• **EXERCISE AIM**
Set the following entries down again exactly, line by line.

• **MATERIAL PROVIDED**
'''

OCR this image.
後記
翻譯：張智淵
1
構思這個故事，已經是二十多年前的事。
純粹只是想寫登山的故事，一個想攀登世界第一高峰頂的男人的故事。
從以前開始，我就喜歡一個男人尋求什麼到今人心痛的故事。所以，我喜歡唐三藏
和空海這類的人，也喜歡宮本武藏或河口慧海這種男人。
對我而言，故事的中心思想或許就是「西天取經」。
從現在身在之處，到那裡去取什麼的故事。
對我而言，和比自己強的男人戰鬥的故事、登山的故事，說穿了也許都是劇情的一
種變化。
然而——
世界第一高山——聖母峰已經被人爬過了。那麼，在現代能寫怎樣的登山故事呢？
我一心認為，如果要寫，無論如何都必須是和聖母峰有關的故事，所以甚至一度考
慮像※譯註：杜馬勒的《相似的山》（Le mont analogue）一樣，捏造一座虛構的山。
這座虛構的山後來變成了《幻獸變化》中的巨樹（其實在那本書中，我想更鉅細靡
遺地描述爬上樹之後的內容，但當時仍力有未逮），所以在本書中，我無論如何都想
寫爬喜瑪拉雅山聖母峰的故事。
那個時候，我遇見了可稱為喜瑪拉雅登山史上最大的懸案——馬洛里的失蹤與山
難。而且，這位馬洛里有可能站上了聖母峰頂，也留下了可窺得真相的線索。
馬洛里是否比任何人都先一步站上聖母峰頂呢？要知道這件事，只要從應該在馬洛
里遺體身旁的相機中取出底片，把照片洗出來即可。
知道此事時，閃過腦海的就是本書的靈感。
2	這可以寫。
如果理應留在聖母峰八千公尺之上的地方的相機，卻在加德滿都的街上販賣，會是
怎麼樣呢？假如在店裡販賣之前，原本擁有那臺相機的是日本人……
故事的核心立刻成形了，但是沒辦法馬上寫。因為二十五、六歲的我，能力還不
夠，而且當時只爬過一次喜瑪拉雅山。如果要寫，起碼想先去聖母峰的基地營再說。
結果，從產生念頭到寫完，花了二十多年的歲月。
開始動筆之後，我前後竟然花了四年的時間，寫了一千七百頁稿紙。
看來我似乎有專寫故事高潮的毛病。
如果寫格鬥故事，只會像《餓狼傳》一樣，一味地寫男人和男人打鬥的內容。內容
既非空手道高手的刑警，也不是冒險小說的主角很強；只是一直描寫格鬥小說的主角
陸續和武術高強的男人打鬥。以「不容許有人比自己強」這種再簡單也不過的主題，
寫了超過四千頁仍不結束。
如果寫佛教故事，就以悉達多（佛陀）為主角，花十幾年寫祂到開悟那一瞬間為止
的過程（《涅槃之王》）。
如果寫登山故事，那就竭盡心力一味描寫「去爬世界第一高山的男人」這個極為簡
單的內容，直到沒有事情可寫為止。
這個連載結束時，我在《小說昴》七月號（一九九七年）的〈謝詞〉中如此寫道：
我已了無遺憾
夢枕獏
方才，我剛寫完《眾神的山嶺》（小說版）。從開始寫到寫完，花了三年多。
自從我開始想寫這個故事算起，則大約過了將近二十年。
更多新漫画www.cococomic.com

'''

• **ANSWER**
OCR this image.
後記
翻譯：張智淵
1
構思這個故事，已經是二十多年前的事。
純粹只是想寫登山的故事，一個想攀登世界第一高峰頂的男人的故事。
從以前開始，我就喜歡一個男人尋求什麼到今人心痛的故事。所以，我喜歡唐三藏
和空海這類的人，也喜歡宮本武藏或河口慧海這種男人。
對我而言，故事的中心思想或許就是「西天取經」。
從現在身在之處，到那裡去取什麼的故事。
對我而言，和比自己強的男人戰鬥的故事、登山的故事，說穿了也許都是劇情的一
種變化。
然而——
世界第一高山——聖母峰已經被人爬過了。那麼，在現代能寫怎樣的登山故事呢？
我一心認為，如果要寫，無論如何都必須是和聖母峰有關的故事，所以甚至一度考
慮像※譯註：杜馬勒的《相似的山》（Le mont analogue）一樣，捏造一座虛構的山。
這座虛構的山後來變成了《幻獸變化》中的巨樹（其實在那本書中，我想更鉅細靡
遺地描述爬上樹之後的內容，但當時仍力有未逮），所以在本書中，我無論如何都想
寫爬喜瑪拉雅山聖母峰的故事。
那個時候，我遇見了可稱為喜瑪拉雅登山史上最大的懸案——馬洛里的失蹤與山
難。而且，這位馬洛里有可能站上了聖母峰頂，也留下了可窺得真相的線索。
馬洛里是否比任何人都先一步站上聖母峰頂呢？要知道這件事，只要從應該在馬洛
里遺體身旁的相機中取出底片，把照片洗出來即可。
知道此事時，閃過腦海的就是本書的靈感。
2	這可以寫。
如果理應留在聖母峰八千公尺之上的地方的相機，卻在加德滿都的街上販賣，會是
怎麼樣呢？假如在店裡販賣之前，原本擁有那臺相機的是日本人……
故事的核心立刻成形了，但是沒辦法馬上寫。因為二十五、六歲的我，能力還不
夠，而且當時只爬過一次喜瑪拉雅山。如果要寫，起碼想先去聖母峰的基地營再說。
結果，從產生念頭到寫完，花了二十多年的歲月。
開始動筆之後，我前後竟然花了四年的時間，寫了一千七百頁稿紙。
看來我似乎有專寫故事高潮的毛病。
如果寫格鬥故事，只會像《餓狼傳》一樣，一味地寫男人和男人打鬥的內容。內容
既非空手道高手的刑警，也不是冒險小說的主角很強；只是一直描寫格鬥小說的主角
陸續和武術高強的男人打鬥。以「不容許有人比自己強」這種再簡單也不過的主題，
寫了超過四千頁仍不結束。
如果寫佛教故事，就以悉達多（佛陀）為主角，花十幾年寫祂到開悟那一瞬間為止
的過程（《涅槃之王》）。
如果寫登山故事，那就竭盡心力一味描寫「去爬世界第一高山的男人」這個極為簡
單的內容，直到沒有事情可寫為止。
這個連載結束時，我在《小說昴》七月號（一九九七年）的〈謝詞〉中如此寫道：
我已了無遺憾
夢枕獏
方才，我剛寫完《眾神的山嶺》（小說版）。從開始寫到寫完，花了三年多。
自從我開始想寫這個故事算起，則大約過了將近二十年。
更多新漫画www.cococomic.com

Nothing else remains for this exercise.